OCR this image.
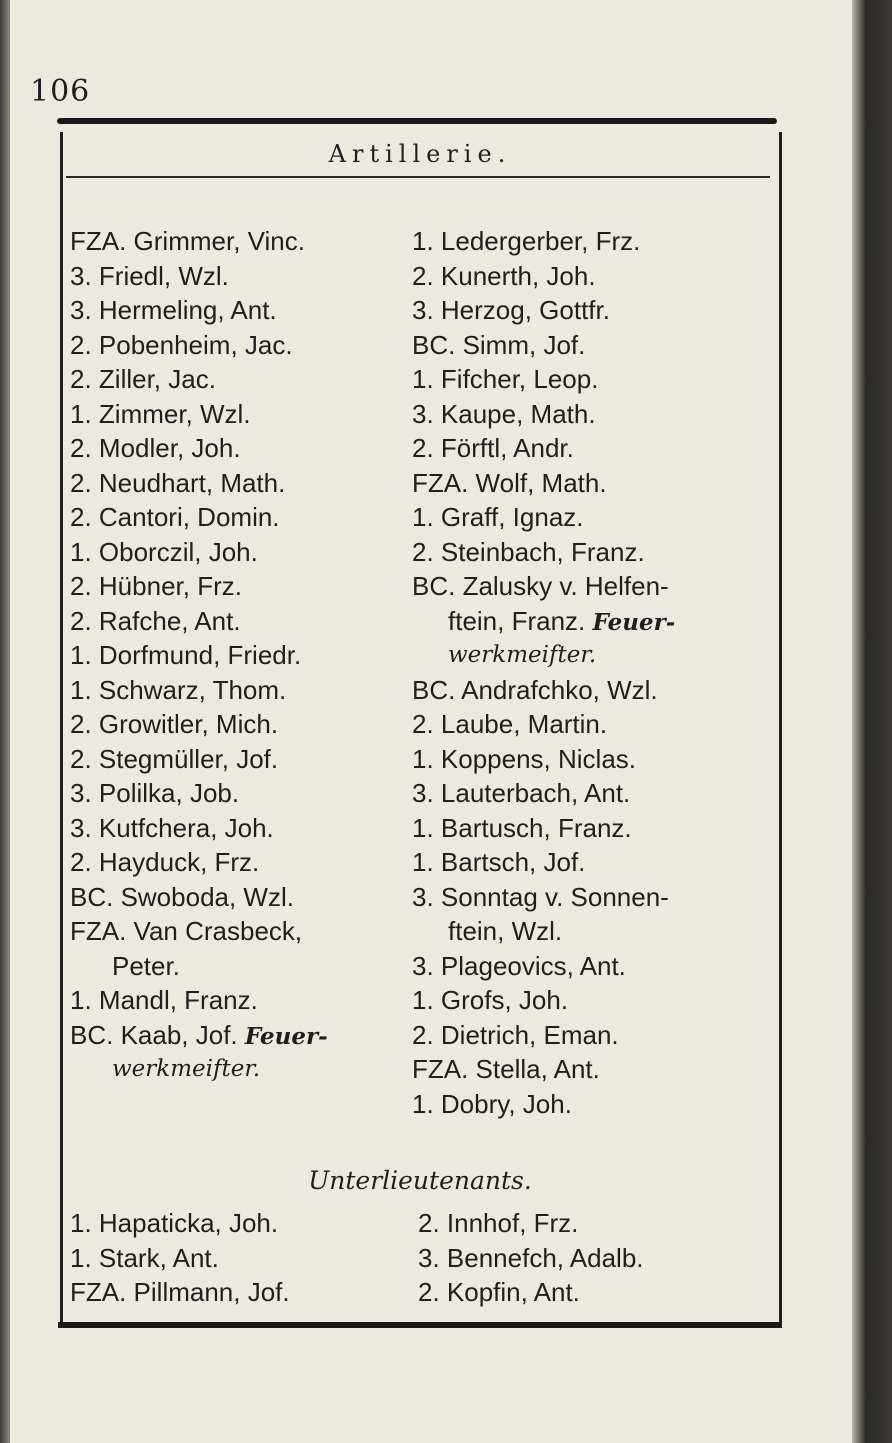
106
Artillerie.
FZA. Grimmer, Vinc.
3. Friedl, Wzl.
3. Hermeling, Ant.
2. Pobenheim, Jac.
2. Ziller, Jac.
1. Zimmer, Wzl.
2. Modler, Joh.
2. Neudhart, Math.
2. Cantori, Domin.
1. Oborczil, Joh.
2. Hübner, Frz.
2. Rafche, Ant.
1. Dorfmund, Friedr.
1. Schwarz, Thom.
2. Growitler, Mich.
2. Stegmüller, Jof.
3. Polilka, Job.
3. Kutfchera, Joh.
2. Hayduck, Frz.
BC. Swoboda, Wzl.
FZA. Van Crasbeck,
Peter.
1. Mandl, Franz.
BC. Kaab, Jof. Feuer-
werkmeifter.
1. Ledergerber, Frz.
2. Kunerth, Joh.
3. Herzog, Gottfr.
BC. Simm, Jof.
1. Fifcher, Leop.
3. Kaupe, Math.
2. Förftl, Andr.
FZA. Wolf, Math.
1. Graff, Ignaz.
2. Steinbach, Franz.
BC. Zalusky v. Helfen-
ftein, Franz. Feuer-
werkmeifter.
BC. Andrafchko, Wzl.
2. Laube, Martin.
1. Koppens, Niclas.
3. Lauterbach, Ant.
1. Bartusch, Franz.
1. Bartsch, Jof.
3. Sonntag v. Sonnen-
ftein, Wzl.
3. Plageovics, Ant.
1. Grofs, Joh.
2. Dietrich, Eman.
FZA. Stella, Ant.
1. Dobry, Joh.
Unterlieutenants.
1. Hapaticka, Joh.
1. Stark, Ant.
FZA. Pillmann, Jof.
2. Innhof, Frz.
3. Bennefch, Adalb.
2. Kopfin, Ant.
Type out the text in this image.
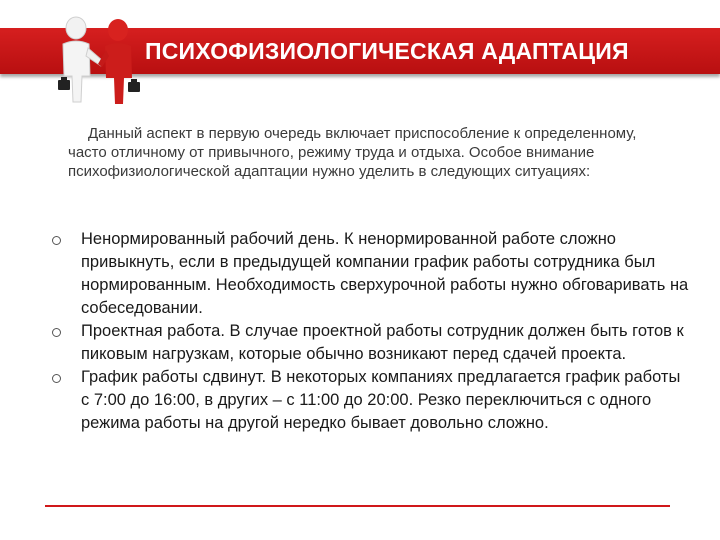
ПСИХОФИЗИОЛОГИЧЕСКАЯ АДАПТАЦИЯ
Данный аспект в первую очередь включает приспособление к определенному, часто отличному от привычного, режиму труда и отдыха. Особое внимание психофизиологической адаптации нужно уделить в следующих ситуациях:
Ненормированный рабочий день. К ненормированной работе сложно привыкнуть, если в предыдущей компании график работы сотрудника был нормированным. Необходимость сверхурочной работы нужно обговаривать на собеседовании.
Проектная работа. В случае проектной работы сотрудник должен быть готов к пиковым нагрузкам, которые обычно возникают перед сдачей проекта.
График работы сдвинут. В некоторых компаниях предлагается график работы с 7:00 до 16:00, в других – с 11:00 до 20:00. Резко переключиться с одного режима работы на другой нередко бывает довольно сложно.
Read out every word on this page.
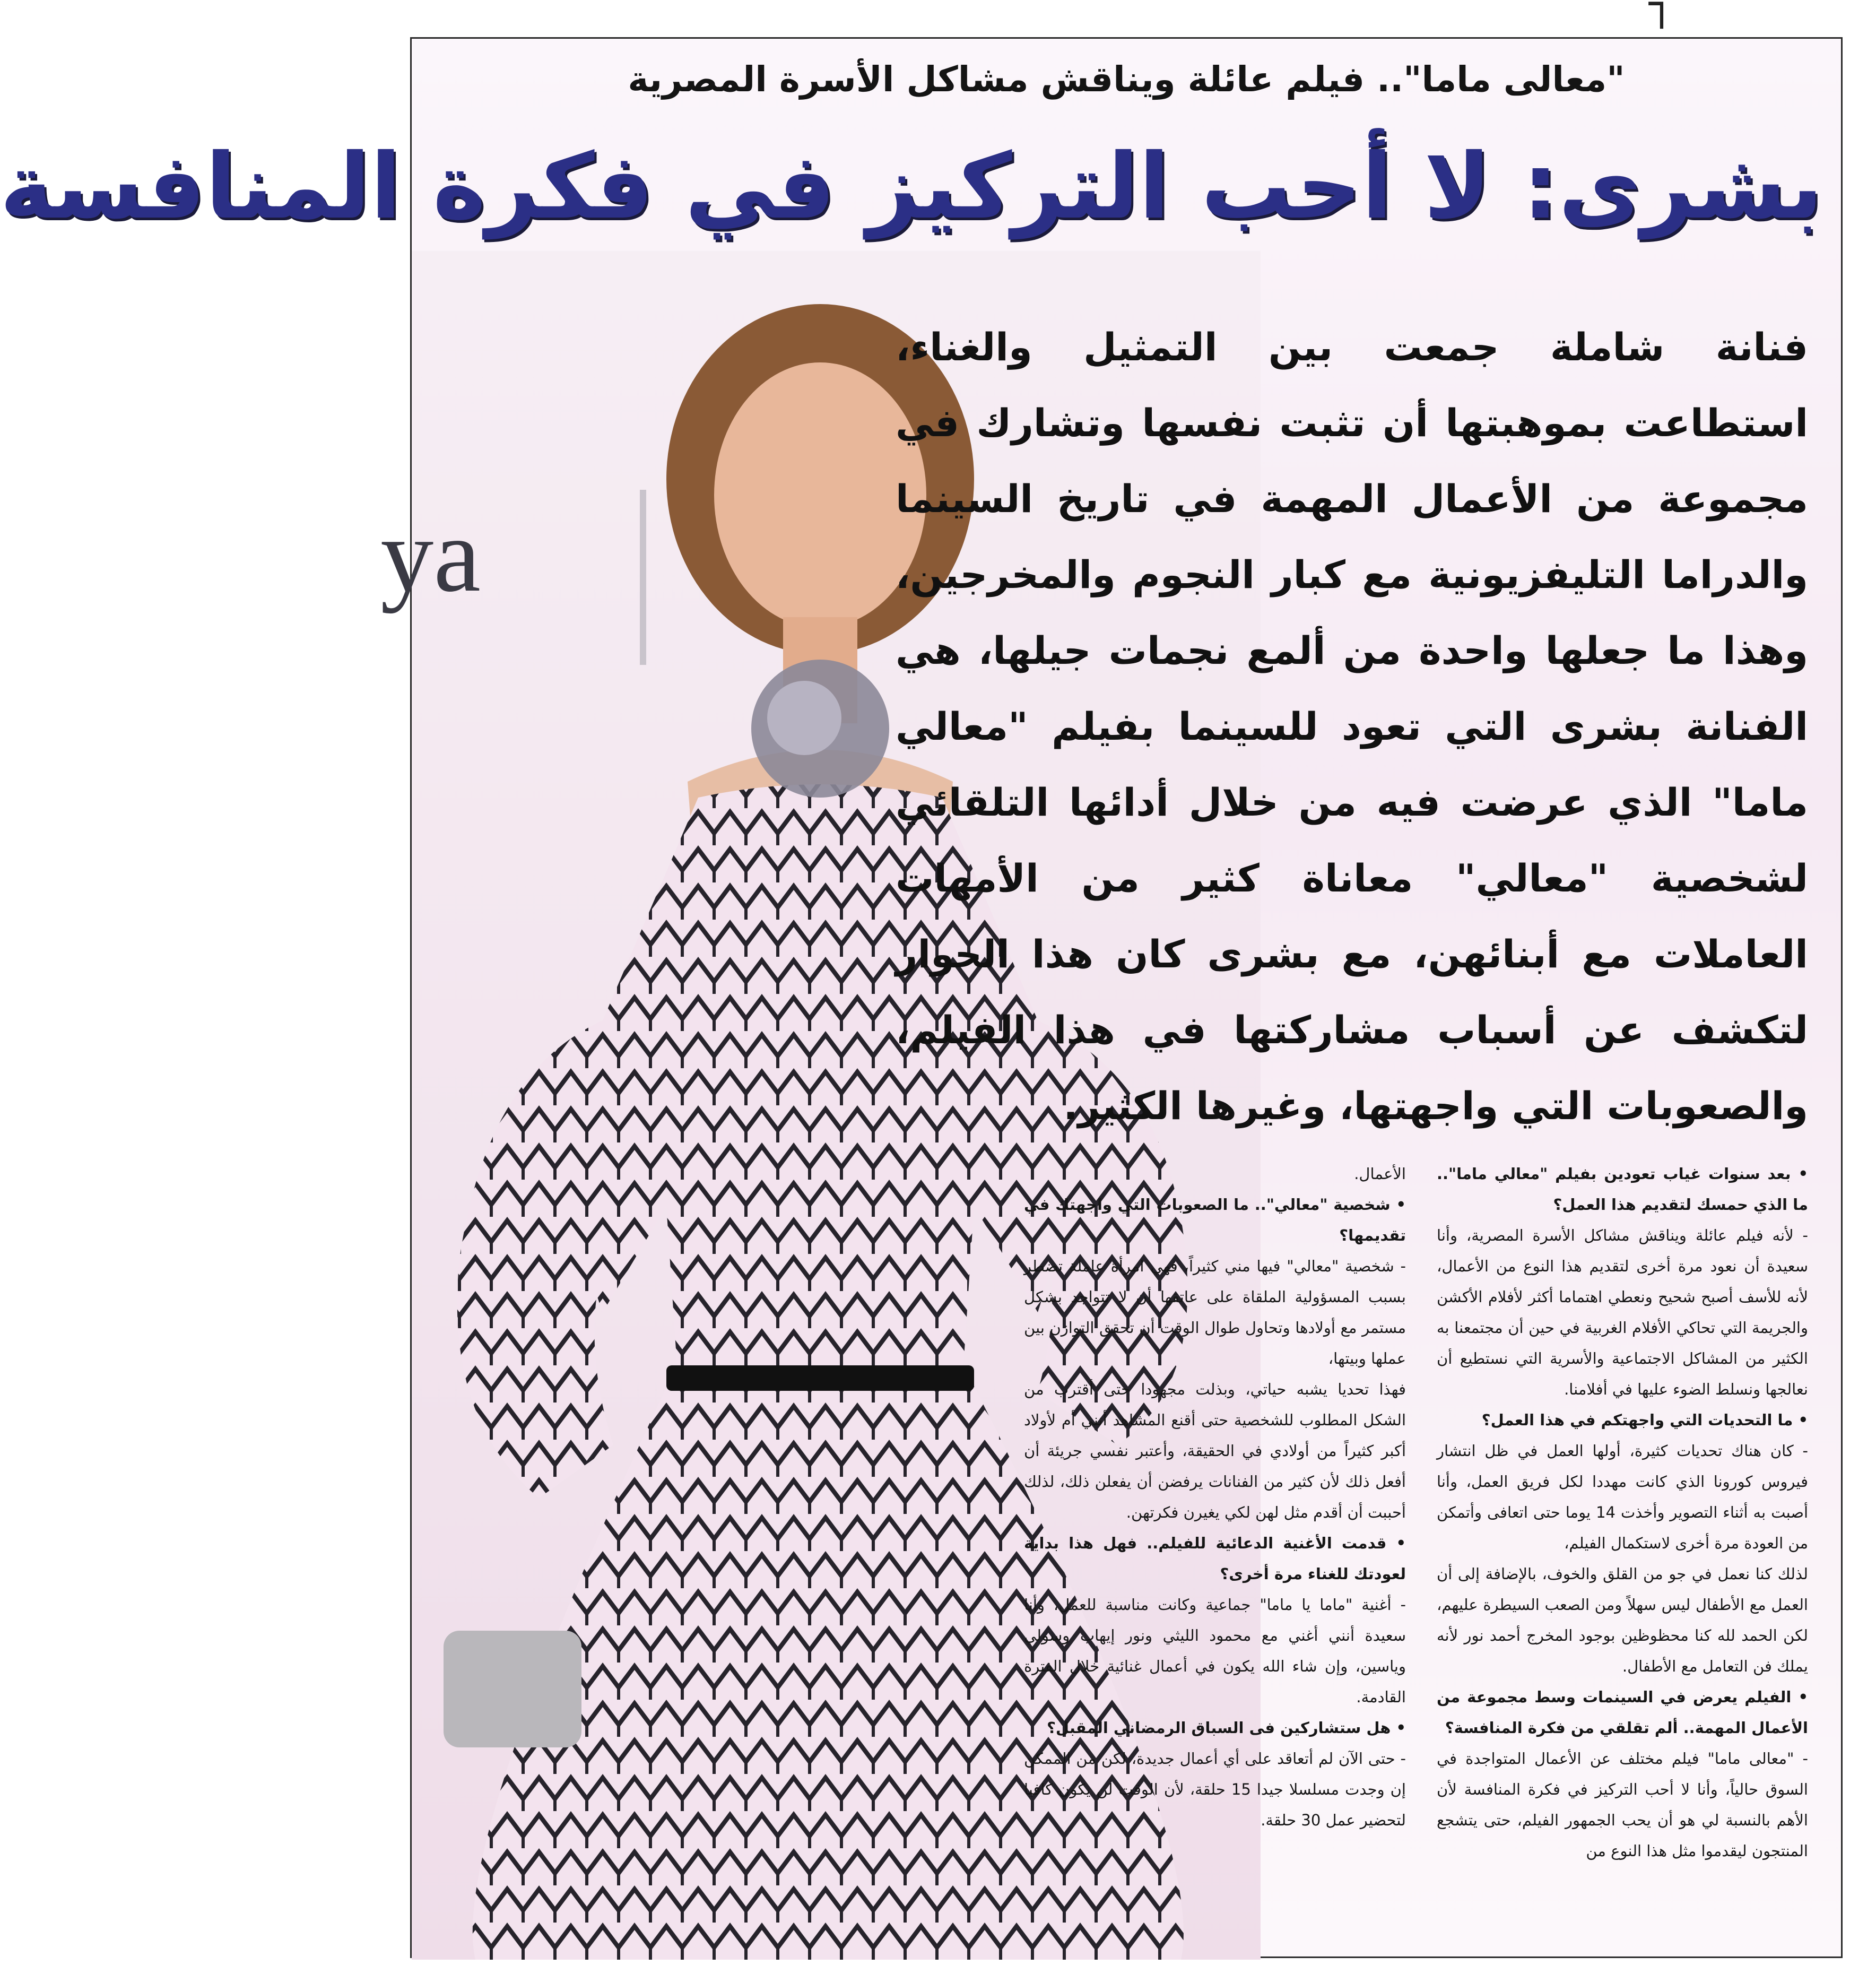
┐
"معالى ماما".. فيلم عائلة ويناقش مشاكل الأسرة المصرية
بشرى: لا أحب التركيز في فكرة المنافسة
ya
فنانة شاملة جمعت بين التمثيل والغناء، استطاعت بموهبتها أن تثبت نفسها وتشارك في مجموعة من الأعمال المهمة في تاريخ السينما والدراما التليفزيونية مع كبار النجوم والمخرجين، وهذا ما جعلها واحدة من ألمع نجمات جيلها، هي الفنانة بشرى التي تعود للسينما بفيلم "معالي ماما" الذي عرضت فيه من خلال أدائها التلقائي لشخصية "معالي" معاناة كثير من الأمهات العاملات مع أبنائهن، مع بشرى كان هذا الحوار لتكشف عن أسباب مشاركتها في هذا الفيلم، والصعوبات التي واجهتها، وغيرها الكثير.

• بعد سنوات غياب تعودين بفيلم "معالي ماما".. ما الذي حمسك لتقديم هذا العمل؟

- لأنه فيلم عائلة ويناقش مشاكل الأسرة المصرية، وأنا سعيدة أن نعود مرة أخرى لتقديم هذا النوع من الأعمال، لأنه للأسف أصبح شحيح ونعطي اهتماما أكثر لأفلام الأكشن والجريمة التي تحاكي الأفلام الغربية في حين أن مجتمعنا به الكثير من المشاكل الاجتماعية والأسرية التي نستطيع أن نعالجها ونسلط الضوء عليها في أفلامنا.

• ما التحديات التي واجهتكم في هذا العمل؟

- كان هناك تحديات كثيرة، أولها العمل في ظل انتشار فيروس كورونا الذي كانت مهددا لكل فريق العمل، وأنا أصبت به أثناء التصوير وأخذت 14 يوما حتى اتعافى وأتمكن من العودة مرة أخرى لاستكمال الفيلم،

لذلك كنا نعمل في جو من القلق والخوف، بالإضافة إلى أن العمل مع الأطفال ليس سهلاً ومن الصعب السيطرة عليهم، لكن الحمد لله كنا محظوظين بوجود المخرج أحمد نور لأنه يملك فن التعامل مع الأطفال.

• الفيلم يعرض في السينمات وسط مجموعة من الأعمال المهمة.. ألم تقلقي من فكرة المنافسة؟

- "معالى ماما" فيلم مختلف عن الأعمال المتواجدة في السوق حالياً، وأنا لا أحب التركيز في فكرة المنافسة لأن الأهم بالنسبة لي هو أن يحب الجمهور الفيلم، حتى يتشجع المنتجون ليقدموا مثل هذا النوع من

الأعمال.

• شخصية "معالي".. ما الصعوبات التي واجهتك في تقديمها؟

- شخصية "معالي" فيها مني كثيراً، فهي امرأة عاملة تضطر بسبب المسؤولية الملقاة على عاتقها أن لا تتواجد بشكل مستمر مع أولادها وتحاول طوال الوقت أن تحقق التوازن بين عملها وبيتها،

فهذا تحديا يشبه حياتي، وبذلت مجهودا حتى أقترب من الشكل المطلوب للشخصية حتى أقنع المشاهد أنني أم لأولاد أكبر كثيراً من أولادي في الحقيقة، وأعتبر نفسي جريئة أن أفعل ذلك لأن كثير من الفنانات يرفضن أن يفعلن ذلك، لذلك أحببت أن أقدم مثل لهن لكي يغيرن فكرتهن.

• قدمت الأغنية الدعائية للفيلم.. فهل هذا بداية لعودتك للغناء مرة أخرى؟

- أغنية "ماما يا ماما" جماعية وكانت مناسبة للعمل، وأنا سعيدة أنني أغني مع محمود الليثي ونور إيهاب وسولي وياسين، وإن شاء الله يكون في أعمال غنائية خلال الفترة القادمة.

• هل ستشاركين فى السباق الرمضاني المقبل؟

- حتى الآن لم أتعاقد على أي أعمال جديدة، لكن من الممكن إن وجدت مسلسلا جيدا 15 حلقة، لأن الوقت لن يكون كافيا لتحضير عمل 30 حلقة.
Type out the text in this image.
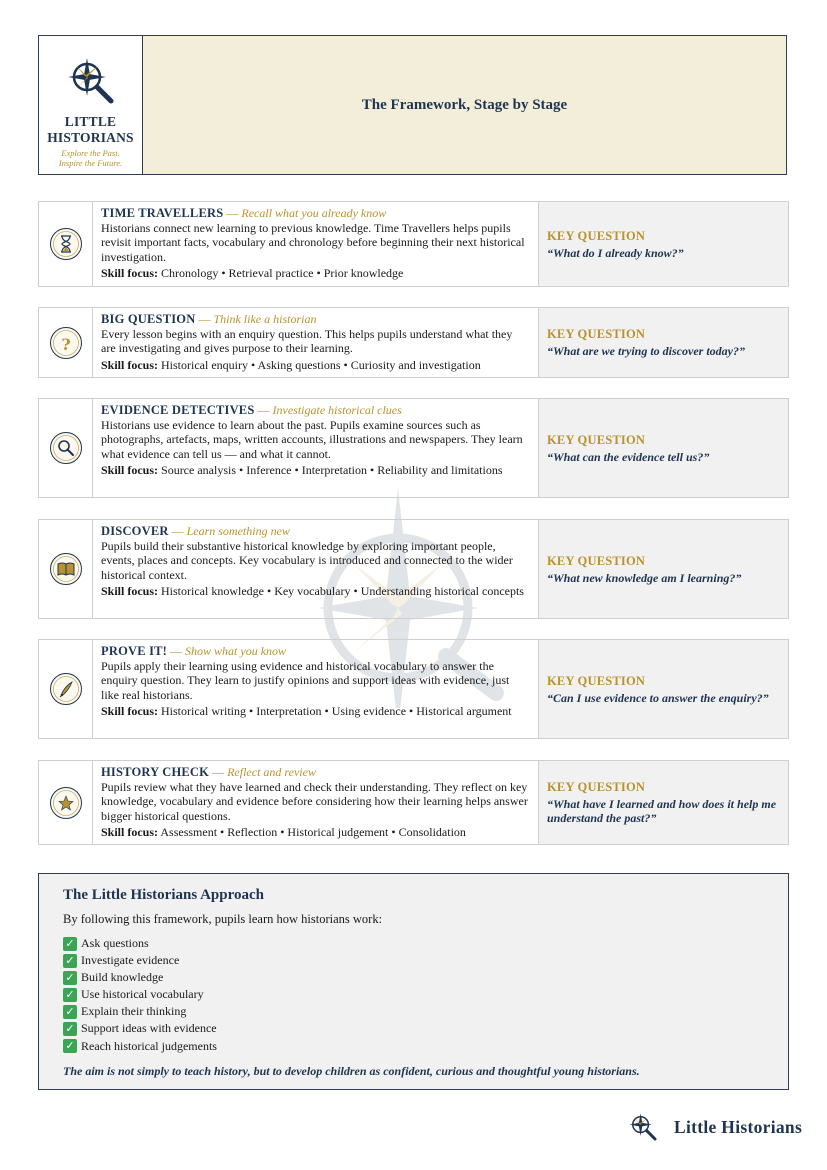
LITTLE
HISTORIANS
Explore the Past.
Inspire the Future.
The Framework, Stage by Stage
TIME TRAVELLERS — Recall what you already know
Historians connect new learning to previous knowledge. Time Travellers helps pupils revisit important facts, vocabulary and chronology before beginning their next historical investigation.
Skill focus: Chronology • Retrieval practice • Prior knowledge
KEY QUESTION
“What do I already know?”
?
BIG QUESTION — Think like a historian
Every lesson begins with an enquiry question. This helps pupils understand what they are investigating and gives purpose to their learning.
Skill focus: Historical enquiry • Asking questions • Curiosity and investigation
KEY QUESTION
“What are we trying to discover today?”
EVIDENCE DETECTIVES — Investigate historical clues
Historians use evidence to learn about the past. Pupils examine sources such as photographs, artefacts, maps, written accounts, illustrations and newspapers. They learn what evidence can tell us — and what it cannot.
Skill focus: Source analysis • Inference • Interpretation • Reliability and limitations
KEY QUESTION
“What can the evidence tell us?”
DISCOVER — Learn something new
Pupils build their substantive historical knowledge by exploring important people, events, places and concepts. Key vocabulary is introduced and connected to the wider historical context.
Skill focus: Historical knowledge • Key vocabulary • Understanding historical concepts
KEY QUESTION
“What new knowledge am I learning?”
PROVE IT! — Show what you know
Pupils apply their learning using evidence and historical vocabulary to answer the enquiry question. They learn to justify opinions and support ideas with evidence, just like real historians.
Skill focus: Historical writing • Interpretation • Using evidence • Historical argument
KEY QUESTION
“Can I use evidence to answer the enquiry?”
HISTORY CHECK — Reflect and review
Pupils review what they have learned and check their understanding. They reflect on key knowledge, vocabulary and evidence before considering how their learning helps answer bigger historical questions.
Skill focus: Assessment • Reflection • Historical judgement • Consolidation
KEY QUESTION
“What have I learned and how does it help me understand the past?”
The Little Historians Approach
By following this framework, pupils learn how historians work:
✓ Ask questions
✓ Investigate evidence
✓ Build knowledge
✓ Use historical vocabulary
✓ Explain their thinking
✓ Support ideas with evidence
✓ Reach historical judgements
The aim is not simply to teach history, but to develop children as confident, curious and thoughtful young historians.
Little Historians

━━━━━━━━━━━━━━━━━━━━

Given request:
Look through the entries and find each line that has the string "their". Copy those lines.

Exercise solution:
Historians connect new learning to previous knowledge. Time Travellers helps pupils revisit important facts, vocabulary and chronology before beginning their next historical investigation.
Every lesson begins with an enquiry question. This helps pupils understand what they are investigating and gives purpose to their learning.
Pupils build their substantive historical knowledge by exploring important people, events, places and concepts. Key vocabulary is introduced and connected to the wider historical context.
Pupils apply their learning using evidence and historical vocabulary to answer the enquiry question. They learn to justify opinions and support ideas with evidence, just like real historians.
Pupils review what they have learned and check their understanding. They reflect on key knowledge, vocabulary and evidence before considering how their learning helps answer bigger historical questions.
✓ Explain their thinking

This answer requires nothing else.